═════ Quoted passage
One last go at CD!

Been 100% again today :) might skip my meal tonight and just have the shakes cos I don't feel like eating for some reason?? Not drank much water today :(

Decided 100% I am going to Ibiza :D I always back out of things and say no to invites and this time I've just thought 'f**k it, I'll go and have a good time!' I dunno how happy my OH is about it though. He said he's fine with it but I know he's not. I'd not go if he said he didn't want me to...

Booked the days off work and worked out it's about 10 weeks until holiday. I've got 3 and a half stone until my goal and I want to get as much off as possible before then. I've never ever worn a bikini or felt comfortable on holiday and i want to feel amazing. I don't know how much I can realistically lose before the holiday though????

Oh and I forgot to say I bought the Davina dumbell set from Argos the other day so going to start using them to tone up my bingo wings and maybe (or maybe not) try and tackle the 30 day shred again.
══════════
═════ Raw data
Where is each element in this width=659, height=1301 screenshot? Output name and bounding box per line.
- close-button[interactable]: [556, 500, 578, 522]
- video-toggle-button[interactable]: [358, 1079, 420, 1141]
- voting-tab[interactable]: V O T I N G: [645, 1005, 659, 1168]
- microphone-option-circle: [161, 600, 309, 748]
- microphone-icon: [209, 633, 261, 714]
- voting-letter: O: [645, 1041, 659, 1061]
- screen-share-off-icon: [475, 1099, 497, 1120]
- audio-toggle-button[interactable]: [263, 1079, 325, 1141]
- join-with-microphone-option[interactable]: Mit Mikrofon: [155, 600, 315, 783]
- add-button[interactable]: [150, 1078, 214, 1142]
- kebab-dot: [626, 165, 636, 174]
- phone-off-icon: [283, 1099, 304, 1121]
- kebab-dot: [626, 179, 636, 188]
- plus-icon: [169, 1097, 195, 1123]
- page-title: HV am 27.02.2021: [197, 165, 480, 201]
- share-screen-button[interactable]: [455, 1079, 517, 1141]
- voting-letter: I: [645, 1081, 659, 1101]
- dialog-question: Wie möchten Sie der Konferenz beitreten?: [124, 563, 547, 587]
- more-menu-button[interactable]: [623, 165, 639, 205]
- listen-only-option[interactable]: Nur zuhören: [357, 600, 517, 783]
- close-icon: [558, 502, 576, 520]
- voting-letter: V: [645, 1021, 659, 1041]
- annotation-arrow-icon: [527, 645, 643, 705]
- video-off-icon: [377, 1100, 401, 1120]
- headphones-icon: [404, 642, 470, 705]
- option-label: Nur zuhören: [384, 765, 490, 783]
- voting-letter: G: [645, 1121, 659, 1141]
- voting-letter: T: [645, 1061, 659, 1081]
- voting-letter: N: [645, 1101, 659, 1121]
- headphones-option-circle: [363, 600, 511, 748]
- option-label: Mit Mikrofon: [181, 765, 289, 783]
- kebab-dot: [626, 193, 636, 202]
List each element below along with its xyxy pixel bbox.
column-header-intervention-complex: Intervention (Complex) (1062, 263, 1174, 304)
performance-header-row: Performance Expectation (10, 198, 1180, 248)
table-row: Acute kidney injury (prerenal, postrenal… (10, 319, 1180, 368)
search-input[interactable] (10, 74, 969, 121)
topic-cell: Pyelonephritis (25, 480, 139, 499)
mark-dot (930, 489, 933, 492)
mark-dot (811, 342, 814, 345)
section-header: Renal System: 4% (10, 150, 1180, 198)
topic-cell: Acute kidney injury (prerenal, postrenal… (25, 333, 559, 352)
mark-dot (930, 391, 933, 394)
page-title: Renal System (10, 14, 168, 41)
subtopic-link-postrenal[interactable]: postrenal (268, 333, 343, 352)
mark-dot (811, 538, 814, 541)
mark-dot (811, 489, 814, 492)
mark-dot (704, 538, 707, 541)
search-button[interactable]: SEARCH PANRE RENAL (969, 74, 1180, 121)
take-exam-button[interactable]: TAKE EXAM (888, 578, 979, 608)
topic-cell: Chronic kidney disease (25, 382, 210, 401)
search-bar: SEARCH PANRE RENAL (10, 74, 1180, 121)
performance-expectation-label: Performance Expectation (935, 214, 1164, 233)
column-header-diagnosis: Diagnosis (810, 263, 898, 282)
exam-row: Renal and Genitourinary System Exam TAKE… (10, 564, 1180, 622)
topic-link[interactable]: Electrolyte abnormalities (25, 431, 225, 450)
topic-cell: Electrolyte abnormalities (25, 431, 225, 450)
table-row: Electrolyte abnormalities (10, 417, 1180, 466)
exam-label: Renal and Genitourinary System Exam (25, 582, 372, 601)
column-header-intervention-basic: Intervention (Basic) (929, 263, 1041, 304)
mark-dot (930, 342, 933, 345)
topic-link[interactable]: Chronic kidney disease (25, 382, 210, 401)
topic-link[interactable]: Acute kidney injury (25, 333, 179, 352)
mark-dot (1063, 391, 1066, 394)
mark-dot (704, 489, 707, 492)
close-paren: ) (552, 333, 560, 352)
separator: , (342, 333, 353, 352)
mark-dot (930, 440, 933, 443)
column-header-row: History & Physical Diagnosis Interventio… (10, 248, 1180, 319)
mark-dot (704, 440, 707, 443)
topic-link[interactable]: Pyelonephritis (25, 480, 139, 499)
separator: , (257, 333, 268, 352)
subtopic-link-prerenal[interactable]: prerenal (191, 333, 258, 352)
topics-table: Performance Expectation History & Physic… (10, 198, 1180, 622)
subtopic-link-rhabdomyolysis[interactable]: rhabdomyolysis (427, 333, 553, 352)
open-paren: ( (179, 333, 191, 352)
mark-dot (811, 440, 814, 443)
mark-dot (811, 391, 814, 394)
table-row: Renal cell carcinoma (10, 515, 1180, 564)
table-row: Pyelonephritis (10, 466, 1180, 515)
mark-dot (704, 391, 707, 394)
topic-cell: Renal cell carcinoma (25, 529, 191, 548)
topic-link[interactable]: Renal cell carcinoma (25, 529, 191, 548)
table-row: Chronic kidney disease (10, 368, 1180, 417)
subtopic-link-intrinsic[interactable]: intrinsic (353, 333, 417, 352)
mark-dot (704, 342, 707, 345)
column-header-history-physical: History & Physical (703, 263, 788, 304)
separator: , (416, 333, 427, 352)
══════════
▶ _Things to do_
(1) List every emoticon that appears in the diary post.
(2) Put the lines of the records, from the first line through the line containing "- phone-off-icon: [283, 1099, 304, 1121]", into a JSON list of strings with one string per line.

▶ _Problem solutions_
(1)
:)
:(
:D

(2)
[
  "Where is each element in this width=659, height=1301 screenshot? Output name and bounding box per line.",
  "- close-button[interactable]: [556, 500, 578, 522]",
  "- video-toggle-button[interactable]: [358, 1079, 420, 1141]",
  "- voting-tab[interactable]: V O T I N G: [645, 1005, 659, 1168]",
  "- microphone-option-circle: [161, 600, 309, 748]",
  "- microphone-icon: [209, 633, 261, 714]",
  "- voting-letter: O: [645, 1041, 659, 1061]",
  "- screen-share-off-icon: [475, 1099, 497, 1120]",
  "- audio-toggle-button[interactable]: [263, 1079, 325, 1141]",
  "- join-with-microphone-option[interactable]: Mit Mikrofon: [155, 600, 315, 783]",
  "- add-button[interactable]: [150, 1078, 214, 1142]",
  "- kebab-dot: [626, 165, 636, 174]",
  "- phone-off-icon: [283, 1099, 304, 1121]"
]